Problem to solve ▸ In the records below, find each line containing the word "label" and copy it.

Material for the task ▸
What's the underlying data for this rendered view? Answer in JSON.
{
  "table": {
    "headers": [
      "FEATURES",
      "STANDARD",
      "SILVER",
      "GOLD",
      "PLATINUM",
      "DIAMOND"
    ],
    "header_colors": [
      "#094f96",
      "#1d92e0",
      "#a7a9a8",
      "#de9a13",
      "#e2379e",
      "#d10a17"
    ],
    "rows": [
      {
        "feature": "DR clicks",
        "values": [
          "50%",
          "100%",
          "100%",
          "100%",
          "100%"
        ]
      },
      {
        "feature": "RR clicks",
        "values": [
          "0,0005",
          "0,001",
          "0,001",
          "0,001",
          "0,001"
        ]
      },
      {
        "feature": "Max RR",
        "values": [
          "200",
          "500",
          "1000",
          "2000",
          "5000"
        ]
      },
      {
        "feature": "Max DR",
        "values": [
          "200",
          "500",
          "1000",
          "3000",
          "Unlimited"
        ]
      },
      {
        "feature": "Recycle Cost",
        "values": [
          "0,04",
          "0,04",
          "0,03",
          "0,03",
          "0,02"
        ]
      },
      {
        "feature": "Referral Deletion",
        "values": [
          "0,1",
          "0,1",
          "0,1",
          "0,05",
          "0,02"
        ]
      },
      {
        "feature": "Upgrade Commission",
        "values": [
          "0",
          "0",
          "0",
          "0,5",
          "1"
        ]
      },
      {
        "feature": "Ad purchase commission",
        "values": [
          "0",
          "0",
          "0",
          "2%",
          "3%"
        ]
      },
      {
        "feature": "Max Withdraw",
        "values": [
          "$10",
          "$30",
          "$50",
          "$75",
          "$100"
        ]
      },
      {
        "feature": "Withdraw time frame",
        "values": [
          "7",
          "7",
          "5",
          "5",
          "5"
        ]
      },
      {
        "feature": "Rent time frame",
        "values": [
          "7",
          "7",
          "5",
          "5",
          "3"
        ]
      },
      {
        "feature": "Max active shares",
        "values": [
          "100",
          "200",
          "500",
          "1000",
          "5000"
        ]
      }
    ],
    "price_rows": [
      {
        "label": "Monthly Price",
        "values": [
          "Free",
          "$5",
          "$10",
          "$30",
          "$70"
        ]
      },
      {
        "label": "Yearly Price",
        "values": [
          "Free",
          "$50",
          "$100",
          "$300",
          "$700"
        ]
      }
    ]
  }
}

Expected answer ▸
        "label": "Monthly Price",
        "label": "Yearly Price",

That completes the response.